● Written request: Reproduce every line of the material below, replacing "legend-swatch-icon" with "legend-marker" wherever it occurs and leaving everything else unchanged. Omit the pictures from your answer.

─── Listing

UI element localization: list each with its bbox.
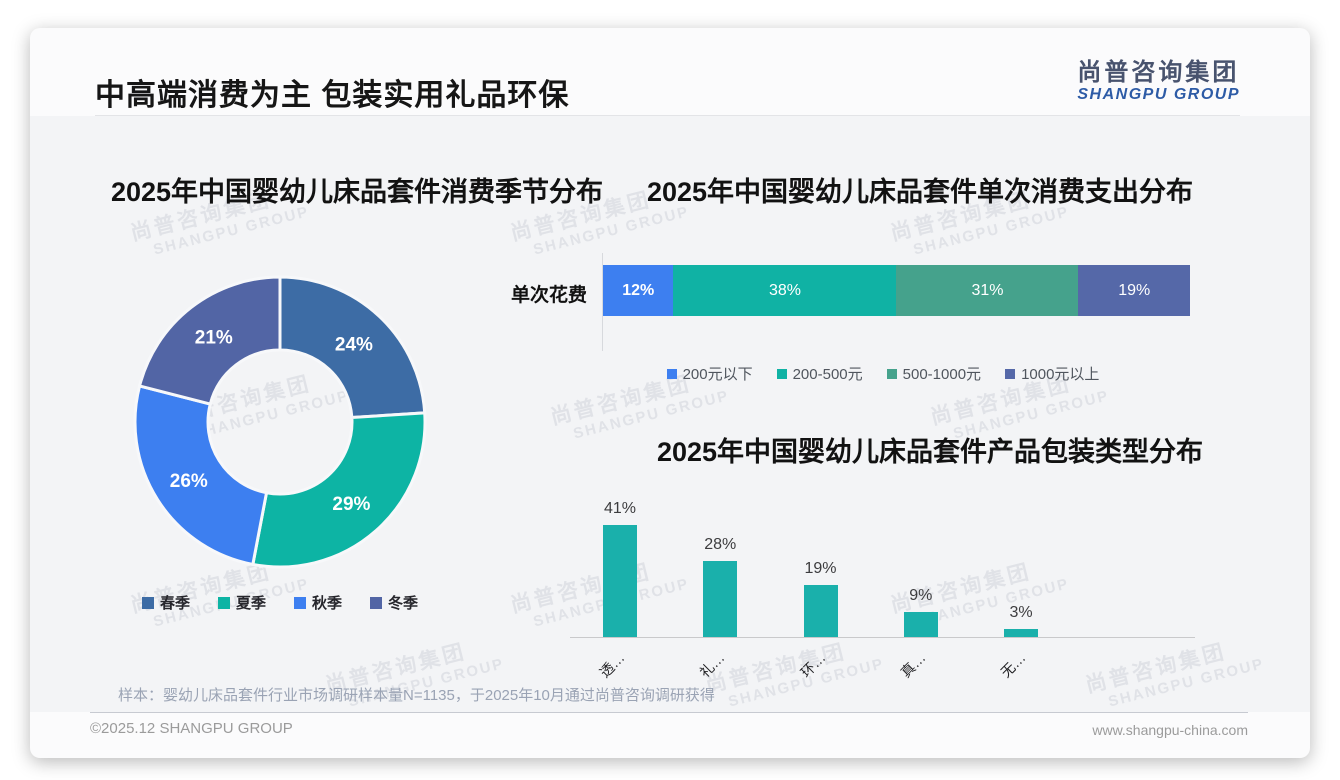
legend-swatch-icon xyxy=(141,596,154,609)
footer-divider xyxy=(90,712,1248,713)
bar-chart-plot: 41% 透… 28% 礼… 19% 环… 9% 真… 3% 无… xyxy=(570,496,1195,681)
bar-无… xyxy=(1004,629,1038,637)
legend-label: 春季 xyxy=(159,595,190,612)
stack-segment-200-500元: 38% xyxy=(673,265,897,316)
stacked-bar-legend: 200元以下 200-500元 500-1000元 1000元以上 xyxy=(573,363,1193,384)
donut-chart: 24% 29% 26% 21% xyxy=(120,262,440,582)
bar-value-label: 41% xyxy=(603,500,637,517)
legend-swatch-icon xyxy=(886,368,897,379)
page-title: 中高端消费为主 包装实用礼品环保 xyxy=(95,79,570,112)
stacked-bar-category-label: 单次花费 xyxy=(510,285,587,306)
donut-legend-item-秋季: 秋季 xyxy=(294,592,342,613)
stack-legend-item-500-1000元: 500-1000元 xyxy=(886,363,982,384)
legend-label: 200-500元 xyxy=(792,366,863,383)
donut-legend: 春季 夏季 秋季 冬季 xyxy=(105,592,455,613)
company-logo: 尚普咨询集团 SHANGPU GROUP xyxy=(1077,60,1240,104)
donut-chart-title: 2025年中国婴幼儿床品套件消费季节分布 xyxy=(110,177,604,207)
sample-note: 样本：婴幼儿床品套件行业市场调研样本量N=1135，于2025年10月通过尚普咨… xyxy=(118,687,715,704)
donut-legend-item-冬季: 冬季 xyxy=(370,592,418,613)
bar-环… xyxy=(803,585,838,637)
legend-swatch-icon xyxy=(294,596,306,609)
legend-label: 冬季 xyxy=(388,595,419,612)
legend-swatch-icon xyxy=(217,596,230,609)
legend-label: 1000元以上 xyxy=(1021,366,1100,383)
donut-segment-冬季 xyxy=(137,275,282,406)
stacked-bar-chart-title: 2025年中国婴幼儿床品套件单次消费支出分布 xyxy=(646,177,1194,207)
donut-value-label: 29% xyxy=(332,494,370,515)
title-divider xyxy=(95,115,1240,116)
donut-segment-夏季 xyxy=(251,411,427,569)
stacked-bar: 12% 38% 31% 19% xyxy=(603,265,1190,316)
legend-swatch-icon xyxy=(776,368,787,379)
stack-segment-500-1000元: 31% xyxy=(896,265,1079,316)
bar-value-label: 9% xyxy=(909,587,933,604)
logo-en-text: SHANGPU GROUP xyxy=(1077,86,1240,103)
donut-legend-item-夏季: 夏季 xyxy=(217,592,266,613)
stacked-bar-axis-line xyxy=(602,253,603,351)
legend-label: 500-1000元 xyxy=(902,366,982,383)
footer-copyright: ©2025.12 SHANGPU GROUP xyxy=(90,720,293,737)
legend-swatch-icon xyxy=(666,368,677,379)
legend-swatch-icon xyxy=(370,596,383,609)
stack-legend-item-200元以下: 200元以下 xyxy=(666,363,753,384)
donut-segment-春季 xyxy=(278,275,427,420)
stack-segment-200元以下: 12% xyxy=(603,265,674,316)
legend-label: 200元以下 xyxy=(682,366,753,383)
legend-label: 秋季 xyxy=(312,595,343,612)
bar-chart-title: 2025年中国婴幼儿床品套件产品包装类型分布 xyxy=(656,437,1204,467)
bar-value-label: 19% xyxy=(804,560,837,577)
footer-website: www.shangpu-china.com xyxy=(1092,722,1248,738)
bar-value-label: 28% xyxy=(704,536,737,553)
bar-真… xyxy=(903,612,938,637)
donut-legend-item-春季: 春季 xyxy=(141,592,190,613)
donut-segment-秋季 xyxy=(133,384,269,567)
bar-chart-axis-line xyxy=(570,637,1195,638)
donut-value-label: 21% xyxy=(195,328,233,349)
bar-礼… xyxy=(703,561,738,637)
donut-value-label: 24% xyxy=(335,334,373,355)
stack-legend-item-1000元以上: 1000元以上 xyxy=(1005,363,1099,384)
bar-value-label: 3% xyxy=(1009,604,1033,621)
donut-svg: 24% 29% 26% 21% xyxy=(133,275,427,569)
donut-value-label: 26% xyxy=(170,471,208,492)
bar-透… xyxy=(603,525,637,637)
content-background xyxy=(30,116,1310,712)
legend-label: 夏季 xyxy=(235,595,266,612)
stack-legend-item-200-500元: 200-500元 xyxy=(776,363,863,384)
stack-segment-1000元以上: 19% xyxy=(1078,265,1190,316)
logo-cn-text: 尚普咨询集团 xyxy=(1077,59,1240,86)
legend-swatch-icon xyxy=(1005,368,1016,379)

──────

● Finished answer:
UI element localization: list each with its bbox.
legend-marker xyxy=(141,596,154,609)
footer-divider xyxy=(90,712,1248,713)
bar-chart-plot: 41% 透… 28% 礼… 19% 环… 9% 真… 3% 无… xyxy=(570,496,1195,681)
bar-无… xyxy=(1004,629,1038,637)
legend-label: 春季 xyxy=(159,595,190,612)
stack-segment-200-500元: 38% xyxy=(673,265,897,316)
stacked-bar-legend: 200元以下 200-500元 500-1000元 1000元以上 xyxy=(573,363,1193,384)
donut-chart: 24% 29% 26% 21% xyxy=(120,262,440,582)
bar-value-label: 41% xyxy=(603,500,637,517)
legend-marker xyxy=(886,368,897,379)
page-title: 中高端消费为主 包装实用礼品环保 xyxy=(95,79,570,112)
stacked-bar-category-label: 单次花费 xyxy=(510,285,587,306)
donut-legend-item-秋季: 秋季 xyxy=(294,592,342,613)
stack-legend-item-500-1000元: 500-1000元 xyxy=(886,363,982,384)
legend-label: 200-500元 xyxy=(792,366,863,383)
donut-legend: 春季 夏季 秋季 冬季 xyxy=(105,592,455,613)
company-logo: 尚普咨询集团 SHANGPU GROUP xyxy=(1077,60,1240,104)
donut-chart-title: 2025年中国婴幼儿床品套件消费季节分布 xyxy=(110,177,604,207)
sample-note: 样本：婴幼儿床品套件行业市场调研样本量N=1135，于2025年10月通过尚普咨… xyxy=(118,687,715,704)
donut-legend-item-冬季: 冬季 xyxy=(370,592,418,613)
bar-环… xyxy=(803,585,838,637)
legend-marker xyxy=(294,596,306,609)
legend-label: 冬季 xyxy=(388,595,419,612)
legend-marker xyxy=(217,596,230,609)
legend-label: 1000元以上 xyxy=(1021,366,1100,383)
donut-segment-冬季 xyxy=(137,275,282,406)
stacked-bar-chart-title: 2025年中国婴幼儿床品套件单次消费支出分布 xyxy=(646,177,1194,207)
donut-value-label: 29% xyxy=(332,494,370,515)
title-divider xyxy=(95,115,1240,116)
donut-segment-夏季 xyxy=(251,411,427,569)
stacked-bar: 12% 38% 31% 19% xyxy=(603,265,1190,316)
legend-marker xyxy=(776,368,787,379)
stack-segment-500-1000元: 31% xyxy=(896,265,1079,316)
bar-value-label: 9% xyxy=(909,587,933,604)
logo-en-text: SHANGPU GROUP xyxy=(1077,86,1240,103)
donut-legend-item-夏季: 夏季 xyxy=(217,592,266,613)
stacked-bar-axis-line xyxy=(602,253,603,351)
legend-label: 500-1000元 xyxy=(902,366,982,383)
footer-copyright: ©2025.12 SHANGPU GROUP xyxy=(90,720,293,737)
legend-marker xyxy=(666,368,677,379)
legend-marker xyxy=(370,596,383,609)
stack-legend-item-200元以下: 200元以下 xyxy=(666,363,753,384)
donut-segment-春季 xyxy=(278,275,427,420)
stack-segment-200元以下: 12% xyxy=(603,265,674,316)
legend-label: 200元以下 xyxy=(682,366,753,383)
legend-label: 秋季 xyxy=(312,595,343,612)
bar-chart-title: 2025年中国婴幼儿床品套件产品包装类型分布 xyxy=(656,437,1204,467)
bar-value-label: 19% xyxy=(804,560,837,577)
footer-website: www.shangpu-china.com xyxy=(1092,722,1248,738)
bar-value-label: 28% xyxy=(704,536,737,553)
bar-真… xyxy=(903,612,938,637)
donut-legend-item-春季: 春季 xyxy=(141,592,190,613)
donut-segment-秋季 xyxy=(133,384,269,567)
bar-chart-axis-line xyxy=(570,637,1195,638)
donut-value-label: 21% xyxy=(195,328,233,349)
bar-礼… xyxy=(703,561,738,637)
donut-value-label: 24% xyxy=(335,334,373,355)
stack-legend-item-1000元以上: 1000元以上 xyxy=(1005,363,1099,384)
bar-value-label: 3% xyxy=(1009,604,1033,621)
donut-svg: 24% 29% 26% 21% xyxy=(133,275,427,569)
donut-value-label: 26% xyxy=(170,471,208,492)
bar-透… xyxy=(603,525,637,637)
content-background xyxy=(30,116,1310,712)
legend-label: 夏季 xyxy=(235,595,266,612)
stack-legend-item-200-500元: 200-500元 xyxy=(776,363,863,384)
stack-segment-1000元以上: 19% xyxy=(1078,265,1190,316)
logo-cn-text: 尚普咨询集团 xyxy=(1077,59,1240,86)
legend-marker xyxy=(1005,368,1016,379)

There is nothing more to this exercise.